Spot each line that carries the word "Component"; copy those lines.

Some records
★ ★ ★ ★
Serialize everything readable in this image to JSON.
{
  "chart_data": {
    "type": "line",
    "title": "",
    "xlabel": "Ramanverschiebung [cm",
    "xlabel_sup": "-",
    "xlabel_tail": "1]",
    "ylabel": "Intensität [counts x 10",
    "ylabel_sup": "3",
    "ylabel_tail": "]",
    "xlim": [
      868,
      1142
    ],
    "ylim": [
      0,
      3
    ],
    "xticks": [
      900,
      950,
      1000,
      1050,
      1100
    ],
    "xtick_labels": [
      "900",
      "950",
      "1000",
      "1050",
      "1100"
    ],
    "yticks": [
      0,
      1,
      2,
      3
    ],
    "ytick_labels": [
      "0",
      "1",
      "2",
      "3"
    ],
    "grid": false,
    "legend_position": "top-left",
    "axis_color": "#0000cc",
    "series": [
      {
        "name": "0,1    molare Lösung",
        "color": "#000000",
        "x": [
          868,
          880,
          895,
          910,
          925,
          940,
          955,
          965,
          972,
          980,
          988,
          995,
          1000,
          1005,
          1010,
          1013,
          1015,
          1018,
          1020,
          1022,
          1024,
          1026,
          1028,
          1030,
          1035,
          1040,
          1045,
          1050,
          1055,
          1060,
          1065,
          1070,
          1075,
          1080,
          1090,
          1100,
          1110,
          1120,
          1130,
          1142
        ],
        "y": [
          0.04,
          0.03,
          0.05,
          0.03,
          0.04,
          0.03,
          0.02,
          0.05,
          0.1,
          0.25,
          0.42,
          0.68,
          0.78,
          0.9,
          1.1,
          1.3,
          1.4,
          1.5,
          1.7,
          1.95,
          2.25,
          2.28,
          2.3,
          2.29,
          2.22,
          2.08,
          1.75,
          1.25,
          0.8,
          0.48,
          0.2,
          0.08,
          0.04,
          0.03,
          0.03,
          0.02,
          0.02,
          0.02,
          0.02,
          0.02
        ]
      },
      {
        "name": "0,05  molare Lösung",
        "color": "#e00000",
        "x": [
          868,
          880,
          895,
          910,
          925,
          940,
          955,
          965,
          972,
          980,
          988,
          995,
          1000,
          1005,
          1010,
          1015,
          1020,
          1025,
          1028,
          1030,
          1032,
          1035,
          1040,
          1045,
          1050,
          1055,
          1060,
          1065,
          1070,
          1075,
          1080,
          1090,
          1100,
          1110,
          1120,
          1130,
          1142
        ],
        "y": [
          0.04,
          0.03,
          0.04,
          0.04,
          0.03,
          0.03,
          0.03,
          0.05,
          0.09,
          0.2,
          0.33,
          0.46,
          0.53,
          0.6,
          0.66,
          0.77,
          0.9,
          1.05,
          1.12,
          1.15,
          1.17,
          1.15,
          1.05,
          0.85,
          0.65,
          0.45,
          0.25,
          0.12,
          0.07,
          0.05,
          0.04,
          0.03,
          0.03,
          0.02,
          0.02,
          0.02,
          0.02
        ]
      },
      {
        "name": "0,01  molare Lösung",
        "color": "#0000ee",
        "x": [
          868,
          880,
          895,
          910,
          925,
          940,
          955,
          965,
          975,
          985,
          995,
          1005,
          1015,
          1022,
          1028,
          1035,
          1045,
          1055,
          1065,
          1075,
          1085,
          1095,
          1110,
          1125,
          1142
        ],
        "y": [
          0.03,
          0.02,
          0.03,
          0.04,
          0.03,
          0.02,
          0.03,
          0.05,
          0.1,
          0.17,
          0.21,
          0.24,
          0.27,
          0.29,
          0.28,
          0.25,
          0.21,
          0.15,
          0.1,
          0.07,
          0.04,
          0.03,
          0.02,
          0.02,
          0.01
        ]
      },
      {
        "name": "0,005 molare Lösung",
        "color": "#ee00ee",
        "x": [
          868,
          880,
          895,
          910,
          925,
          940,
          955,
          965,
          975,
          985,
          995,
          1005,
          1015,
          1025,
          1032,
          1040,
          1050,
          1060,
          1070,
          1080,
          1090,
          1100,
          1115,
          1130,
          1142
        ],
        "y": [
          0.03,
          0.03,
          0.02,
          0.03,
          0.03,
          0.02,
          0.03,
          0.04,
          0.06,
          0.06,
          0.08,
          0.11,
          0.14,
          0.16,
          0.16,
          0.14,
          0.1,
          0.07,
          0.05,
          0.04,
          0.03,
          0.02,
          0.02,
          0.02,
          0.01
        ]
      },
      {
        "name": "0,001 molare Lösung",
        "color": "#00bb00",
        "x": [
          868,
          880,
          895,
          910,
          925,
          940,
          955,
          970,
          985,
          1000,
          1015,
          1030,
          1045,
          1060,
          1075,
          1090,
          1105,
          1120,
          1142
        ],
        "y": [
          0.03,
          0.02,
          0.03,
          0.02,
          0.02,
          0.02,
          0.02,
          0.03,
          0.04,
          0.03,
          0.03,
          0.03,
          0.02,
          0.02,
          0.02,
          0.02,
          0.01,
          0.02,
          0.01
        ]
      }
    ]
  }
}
★ ★ ★ ★
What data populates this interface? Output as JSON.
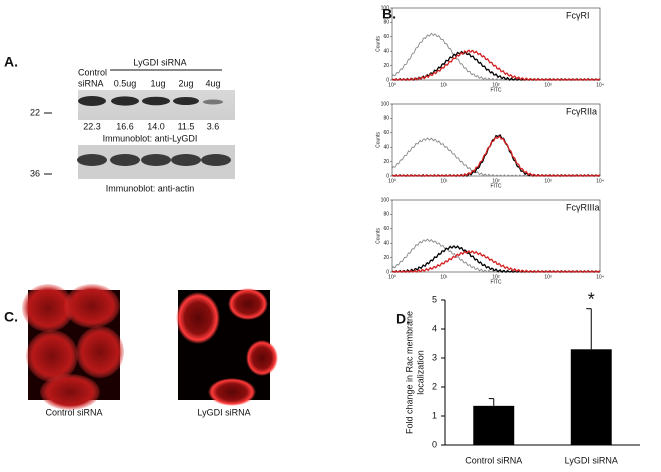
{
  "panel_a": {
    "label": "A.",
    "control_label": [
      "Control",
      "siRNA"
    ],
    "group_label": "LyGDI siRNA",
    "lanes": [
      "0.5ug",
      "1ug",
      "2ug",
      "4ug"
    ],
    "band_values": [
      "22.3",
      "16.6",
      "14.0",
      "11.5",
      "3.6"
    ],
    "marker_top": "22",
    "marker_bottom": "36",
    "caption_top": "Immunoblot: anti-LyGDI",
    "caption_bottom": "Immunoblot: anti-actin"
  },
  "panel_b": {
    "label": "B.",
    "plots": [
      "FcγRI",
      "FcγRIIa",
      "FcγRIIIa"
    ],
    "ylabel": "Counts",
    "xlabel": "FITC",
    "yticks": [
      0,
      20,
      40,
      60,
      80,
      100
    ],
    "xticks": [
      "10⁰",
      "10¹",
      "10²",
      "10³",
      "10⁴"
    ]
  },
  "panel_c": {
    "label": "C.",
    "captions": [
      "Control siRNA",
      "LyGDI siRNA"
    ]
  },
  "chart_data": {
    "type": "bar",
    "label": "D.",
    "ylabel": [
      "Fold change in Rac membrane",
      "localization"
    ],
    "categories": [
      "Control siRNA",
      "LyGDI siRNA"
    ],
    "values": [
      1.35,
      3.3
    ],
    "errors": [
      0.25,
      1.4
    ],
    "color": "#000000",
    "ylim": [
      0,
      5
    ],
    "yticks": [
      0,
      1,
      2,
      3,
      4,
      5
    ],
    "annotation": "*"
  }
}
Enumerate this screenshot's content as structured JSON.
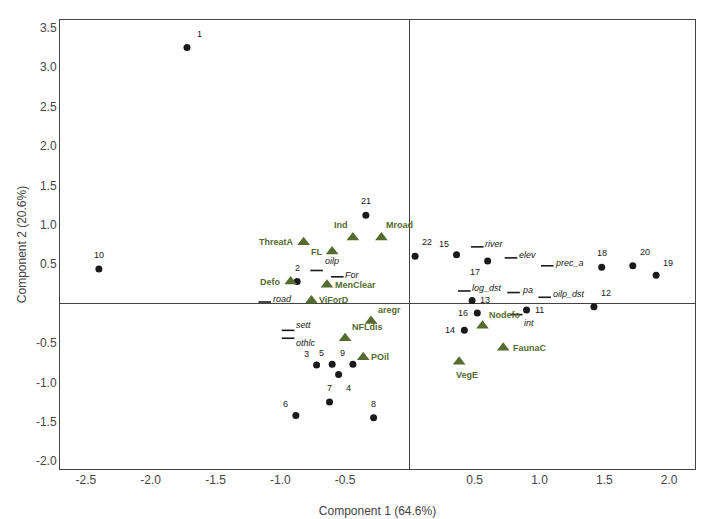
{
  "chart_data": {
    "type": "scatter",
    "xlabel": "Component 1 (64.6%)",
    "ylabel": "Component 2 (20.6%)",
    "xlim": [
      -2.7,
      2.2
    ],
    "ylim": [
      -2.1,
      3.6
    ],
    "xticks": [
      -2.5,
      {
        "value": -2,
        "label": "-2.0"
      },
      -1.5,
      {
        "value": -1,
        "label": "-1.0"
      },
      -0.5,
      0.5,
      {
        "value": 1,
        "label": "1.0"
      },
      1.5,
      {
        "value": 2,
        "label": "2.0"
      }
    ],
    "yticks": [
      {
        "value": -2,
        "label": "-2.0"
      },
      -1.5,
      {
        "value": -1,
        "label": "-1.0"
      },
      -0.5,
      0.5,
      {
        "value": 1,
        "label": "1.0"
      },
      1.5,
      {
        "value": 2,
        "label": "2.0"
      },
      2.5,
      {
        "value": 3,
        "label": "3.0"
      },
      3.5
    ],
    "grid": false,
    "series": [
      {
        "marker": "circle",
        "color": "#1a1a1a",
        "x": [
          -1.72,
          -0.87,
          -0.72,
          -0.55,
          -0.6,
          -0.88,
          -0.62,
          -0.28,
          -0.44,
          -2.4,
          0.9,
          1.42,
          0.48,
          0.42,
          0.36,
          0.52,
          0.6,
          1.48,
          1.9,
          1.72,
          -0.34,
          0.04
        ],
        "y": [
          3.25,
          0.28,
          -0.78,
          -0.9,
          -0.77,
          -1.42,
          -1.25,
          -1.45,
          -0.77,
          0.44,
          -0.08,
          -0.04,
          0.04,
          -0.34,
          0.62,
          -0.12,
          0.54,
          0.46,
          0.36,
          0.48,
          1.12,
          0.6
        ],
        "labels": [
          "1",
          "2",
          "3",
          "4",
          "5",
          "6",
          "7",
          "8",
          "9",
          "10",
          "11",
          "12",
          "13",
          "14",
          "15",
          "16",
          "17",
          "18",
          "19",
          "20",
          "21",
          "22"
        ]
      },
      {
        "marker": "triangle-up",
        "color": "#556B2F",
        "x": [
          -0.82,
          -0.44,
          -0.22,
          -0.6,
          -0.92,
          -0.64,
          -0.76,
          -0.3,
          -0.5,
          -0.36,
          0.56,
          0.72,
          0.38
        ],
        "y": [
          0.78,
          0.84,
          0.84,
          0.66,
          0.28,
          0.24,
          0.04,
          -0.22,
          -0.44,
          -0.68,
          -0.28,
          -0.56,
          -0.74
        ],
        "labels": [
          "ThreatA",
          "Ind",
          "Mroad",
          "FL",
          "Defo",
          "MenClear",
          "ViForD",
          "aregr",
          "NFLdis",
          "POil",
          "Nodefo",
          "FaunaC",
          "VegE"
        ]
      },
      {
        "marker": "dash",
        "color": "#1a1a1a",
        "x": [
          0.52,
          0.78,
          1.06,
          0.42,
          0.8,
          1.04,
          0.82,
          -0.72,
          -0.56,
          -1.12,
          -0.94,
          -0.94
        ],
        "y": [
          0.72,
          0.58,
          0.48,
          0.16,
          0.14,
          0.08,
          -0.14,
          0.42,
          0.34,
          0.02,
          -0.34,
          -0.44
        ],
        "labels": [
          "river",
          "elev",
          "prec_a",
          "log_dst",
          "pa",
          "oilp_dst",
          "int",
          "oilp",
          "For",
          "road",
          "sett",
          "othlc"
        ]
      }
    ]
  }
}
★ ★ ★ ★
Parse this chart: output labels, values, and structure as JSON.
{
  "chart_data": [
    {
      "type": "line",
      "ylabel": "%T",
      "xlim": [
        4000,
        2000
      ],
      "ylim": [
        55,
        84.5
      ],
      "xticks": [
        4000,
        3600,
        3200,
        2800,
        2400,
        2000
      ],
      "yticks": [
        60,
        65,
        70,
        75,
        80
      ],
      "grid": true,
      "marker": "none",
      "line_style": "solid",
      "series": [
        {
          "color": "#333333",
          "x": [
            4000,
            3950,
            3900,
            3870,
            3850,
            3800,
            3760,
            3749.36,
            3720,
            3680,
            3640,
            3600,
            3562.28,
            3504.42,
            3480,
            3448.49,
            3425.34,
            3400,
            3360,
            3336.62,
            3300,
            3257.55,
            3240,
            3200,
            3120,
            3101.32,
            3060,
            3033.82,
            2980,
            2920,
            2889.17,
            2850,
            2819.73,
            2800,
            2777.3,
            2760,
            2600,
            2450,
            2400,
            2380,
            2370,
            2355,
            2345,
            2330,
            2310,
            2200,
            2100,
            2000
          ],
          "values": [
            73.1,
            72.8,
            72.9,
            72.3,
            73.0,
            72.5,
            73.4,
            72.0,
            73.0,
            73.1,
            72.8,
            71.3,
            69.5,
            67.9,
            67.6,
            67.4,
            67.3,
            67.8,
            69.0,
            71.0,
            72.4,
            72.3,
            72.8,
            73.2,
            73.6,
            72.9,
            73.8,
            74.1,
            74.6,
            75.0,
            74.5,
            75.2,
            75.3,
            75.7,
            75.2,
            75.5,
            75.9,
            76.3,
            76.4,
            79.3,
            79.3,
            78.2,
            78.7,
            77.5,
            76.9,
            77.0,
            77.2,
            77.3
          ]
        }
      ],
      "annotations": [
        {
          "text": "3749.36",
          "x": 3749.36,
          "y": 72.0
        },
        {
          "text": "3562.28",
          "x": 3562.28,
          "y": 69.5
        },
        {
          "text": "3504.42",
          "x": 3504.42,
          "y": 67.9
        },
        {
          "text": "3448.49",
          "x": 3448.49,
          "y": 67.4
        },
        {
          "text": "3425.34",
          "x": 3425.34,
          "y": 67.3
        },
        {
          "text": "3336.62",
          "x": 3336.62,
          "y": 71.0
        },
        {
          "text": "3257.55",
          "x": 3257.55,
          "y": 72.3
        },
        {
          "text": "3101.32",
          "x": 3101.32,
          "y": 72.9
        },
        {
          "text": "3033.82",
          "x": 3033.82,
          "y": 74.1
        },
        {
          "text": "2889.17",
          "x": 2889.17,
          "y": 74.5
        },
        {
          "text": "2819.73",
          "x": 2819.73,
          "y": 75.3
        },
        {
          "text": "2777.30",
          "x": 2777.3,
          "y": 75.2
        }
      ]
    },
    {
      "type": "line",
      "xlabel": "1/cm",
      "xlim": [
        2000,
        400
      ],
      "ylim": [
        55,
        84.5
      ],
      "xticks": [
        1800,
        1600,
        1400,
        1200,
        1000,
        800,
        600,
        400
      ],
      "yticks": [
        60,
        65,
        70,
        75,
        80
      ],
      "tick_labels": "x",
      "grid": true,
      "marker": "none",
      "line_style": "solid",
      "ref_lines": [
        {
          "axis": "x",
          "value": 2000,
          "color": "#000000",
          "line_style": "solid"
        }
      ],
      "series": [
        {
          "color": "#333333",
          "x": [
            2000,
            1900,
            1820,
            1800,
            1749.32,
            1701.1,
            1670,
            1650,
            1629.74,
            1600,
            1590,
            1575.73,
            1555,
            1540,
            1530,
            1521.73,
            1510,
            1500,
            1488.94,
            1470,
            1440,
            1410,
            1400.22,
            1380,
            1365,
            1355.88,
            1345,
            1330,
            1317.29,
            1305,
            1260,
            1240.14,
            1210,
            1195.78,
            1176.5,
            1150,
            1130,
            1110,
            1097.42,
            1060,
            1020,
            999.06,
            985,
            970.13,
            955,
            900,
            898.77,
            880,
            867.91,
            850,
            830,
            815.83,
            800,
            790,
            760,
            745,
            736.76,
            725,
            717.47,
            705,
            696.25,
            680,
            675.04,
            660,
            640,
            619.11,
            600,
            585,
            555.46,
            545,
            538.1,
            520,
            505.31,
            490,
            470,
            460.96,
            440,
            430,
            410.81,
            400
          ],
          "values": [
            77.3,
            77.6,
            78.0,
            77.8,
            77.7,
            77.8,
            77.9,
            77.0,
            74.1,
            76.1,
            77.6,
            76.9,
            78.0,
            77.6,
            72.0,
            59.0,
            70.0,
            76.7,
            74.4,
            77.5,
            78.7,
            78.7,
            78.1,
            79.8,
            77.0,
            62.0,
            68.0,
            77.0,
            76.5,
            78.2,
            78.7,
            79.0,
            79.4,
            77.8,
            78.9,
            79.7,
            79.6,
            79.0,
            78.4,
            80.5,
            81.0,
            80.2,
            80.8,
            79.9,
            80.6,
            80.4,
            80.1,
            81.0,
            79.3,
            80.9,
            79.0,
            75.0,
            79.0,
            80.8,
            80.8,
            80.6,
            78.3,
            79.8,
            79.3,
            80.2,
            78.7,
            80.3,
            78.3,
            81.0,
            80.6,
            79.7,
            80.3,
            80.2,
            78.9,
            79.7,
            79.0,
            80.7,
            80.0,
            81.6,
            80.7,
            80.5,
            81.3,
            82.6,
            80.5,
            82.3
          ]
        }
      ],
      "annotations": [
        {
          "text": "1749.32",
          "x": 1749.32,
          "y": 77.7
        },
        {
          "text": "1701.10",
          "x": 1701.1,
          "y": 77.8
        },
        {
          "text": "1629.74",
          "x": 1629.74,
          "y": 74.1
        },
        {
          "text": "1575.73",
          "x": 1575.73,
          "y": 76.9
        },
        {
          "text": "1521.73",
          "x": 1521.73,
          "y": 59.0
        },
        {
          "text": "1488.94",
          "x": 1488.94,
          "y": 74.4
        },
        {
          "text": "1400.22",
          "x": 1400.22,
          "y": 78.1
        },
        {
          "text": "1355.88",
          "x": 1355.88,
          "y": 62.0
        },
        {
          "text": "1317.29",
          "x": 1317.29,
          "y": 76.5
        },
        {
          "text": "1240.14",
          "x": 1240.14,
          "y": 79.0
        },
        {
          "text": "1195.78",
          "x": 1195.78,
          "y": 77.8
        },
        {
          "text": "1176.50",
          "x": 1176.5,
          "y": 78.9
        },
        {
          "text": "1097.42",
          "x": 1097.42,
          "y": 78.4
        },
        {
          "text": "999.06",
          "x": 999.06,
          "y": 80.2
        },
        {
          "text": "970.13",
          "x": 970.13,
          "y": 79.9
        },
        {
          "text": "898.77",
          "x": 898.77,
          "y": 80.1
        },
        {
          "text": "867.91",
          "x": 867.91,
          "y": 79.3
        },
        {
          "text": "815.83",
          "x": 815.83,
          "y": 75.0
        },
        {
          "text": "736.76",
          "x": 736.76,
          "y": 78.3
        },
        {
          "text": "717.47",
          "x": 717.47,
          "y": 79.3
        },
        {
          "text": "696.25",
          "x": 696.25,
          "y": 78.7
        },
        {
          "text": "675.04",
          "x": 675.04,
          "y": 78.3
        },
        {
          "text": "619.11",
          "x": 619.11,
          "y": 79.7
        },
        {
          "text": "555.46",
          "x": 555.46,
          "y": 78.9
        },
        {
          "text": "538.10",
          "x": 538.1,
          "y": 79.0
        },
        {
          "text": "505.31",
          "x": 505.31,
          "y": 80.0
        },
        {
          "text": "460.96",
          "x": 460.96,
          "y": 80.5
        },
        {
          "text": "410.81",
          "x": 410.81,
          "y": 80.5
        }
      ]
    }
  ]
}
★ ★ ★ ★
**Answer below**
    "xlabel": "Component 1 (64.6%)",
    "ylabel": "Component 2 (20.6%)",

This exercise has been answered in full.